How many lines of these entries include the string "Contains"? State the number alone.

### Material for this task

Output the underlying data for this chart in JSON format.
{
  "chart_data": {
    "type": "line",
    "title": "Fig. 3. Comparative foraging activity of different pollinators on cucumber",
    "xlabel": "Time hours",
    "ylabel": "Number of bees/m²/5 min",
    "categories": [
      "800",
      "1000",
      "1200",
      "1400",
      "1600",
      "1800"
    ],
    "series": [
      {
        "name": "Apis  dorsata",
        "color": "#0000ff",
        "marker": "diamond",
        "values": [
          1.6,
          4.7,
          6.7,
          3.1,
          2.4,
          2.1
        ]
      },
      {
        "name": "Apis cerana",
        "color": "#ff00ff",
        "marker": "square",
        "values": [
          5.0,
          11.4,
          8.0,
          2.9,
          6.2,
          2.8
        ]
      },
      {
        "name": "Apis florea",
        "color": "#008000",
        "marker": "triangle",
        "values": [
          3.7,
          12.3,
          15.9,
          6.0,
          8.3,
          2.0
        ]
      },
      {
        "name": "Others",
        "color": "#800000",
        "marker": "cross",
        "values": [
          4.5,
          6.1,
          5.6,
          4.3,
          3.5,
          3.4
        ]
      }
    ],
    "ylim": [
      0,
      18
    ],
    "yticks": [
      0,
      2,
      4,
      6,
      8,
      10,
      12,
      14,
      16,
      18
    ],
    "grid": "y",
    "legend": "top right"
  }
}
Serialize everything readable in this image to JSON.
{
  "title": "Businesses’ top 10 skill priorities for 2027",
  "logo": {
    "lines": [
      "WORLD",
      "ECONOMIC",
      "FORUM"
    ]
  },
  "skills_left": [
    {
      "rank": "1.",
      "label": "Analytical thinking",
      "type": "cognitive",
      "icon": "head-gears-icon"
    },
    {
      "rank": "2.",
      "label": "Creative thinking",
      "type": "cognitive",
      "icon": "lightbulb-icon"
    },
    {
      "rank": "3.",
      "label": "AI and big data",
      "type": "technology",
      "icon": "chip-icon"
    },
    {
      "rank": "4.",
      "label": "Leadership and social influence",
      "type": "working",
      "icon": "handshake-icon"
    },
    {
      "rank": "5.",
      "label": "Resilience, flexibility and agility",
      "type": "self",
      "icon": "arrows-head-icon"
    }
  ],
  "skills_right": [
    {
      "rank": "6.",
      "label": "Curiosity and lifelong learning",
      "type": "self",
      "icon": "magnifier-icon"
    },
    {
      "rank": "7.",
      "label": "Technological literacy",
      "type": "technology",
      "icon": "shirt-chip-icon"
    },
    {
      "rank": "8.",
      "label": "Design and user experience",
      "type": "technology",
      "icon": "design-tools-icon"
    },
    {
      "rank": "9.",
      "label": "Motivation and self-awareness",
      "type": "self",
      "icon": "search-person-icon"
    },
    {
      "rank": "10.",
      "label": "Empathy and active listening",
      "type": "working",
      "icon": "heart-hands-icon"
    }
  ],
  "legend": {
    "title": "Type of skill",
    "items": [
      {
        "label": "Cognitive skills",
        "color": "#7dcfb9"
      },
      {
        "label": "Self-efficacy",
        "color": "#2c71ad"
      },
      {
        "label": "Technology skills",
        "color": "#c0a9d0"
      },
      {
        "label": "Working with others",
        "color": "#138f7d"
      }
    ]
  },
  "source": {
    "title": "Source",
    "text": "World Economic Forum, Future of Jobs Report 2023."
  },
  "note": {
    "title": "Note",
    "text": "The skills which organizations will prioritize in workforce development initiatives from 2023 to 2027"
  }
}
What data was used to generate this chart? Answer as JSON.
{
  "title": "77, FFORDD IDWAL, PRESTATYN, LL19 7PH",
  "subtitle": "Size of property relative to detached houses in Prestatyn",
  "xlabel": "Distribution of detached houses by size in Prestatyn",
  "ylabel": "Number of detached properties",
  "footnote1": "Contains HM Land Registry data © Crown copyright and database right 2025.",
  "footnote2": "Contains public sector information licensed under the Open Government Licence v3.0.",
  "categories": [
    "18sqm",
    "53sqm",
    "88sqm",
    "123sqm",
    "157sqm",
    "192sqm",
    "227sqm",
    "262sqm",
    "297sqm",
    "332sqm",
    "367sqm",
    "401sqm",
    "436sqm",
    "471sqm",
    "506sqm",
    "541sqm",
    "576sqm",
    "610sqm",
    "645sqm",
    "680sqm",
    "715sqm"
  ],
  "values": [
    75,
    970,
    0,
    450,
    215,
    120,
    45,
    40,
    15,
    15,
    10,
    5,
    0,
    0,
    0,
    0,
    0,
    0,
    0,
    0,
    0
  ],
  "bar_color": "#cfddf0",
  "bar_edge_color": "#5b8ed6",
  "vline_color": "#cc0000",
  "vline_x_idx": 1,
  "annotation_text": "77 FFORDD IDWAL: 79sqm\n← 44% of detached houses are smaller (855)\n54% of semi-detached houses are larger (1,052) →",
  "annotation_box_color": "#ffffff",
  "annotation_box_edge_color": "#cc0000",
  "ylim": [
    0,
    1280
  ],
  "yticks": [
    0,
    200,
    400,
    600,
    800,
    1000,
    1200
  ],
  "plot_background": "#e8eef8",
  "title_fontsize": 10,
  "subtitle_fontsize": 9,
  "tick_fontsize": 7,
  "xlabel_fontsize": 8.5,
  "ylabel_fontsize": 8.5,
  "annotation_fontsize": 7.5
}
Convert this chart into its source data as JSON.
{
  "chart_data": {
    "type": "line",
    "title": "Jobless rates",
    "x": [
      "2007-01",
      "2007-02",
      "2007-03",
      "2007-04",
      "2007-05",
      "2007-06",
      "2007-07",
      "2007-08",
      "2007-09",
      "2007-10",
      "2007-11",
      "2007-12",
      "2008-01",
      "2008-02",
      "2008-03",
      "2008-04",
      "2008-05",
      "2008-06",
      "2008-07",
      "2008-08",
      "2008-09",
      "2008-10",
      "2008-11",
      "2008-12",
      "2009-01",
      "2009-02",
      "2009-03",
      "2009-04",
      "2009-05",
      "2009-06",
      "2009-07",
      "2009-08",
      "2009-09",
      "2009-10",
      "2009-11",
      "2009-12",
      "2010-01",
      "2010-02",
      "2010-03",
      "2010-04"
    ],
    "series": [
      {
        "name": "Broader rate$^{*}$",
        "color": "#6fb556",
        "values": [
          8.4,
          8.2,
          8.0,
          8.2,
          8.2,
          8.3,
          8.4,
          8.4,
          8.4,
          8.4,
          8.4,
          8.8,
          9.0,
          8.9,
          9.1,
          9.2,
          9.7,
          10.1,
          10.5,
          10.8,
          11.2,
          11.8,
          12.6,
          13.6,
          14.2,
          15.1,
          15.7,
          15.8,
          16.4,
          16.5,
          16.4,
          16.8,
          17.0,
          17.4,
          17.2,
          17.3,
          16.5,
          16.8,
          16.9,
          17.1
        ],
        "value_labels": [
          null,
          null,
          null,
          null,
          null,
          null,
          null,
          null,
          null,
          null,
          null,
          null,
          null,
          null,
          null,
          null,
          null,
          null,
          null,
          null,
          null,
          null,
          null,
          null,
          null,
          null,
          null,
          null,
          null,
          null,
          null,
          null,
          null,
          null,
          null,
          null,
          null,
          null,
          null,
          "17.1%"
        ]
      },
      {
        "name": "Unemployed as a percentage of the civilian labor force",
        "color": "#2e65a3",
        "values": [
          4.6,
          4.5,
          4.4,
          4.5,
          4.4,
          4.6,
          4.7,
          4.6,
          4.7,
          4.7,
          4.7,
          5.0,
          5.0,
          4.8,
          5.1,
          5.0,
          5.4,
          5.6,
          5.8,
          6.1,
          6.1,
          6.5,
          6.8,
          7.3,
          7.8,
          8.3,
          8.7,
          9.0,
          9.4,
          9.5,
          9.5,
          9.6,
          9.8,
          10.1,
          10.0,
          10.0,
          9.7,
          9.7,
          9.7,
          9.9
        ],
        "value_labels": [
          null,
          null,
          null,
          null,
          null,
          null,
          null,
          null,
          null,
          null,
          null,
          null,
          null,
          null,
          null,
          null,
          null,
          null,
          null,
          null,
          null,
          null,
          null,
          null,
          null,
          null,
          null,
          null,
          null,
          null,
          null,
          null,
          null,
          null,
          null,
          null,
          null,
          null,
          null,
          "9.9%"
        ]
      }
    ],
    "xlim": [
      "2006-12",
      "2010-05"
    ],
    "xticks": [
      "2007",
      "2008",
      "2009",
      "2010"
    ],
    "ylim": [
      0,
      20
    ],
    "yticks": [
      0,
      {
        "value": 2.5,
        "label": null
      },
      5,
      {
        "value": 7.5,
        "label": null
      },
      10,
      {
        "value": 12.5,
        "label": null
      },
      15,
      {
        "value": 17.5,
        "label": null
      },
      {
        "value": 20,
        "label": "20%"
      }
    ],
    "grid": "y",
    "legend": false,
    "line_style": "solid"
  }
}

######

**The output**
2